- PROBLEM TO WORK ON: Find every line with the word "size". Copy those lines.

-*-

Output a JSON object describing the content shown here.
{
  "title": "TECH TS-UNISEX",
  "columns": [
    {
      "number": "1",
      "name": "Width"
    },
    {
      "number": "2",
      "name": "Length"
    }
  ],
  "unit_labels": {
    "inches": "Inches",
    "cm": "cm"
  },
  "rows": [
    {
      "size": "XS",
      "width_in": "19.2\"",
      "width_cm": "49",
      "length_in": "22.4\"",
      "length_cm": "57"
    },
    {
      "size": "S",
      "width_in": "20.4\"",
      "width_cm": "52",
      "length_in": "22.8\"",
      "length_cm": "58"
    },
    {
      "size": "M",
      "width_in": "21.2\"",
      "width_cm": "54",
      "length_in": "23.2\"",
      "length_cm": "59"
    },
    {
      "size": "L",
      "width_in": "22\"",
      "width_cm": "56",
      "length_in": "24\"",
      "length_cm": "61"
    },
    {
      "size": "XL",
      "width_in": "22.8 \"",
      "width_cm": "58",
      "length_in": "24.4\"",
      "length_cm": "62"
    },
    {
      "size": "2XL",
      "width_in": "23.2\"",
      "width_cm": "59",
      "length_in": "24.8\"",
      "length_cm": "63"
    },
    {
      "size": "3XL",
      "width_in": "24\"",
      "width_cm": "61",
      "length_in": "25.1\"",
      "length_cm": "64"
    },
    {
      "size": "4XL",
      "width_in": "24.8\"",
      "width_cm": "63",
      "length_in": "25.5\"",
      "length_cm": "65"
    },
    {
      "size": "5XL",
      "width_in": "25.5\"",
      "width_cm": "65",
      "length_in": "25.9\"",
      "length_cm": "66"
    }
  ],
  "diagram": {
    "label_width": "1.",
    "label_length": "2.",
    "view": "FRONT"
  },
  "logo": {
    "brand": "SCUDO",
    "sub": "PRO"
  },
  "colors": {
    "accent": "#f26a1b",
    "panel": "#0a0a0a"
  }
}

-*-

- SOLUTION TO THIS TASK:
      "size": "XS",
      "size": "S",
      "size": "M",
      "size": "L",
      "size": "XL",
      "size": "2XL",
      "size": "3XL",
      "size": "4XL",
      "size": "5XL",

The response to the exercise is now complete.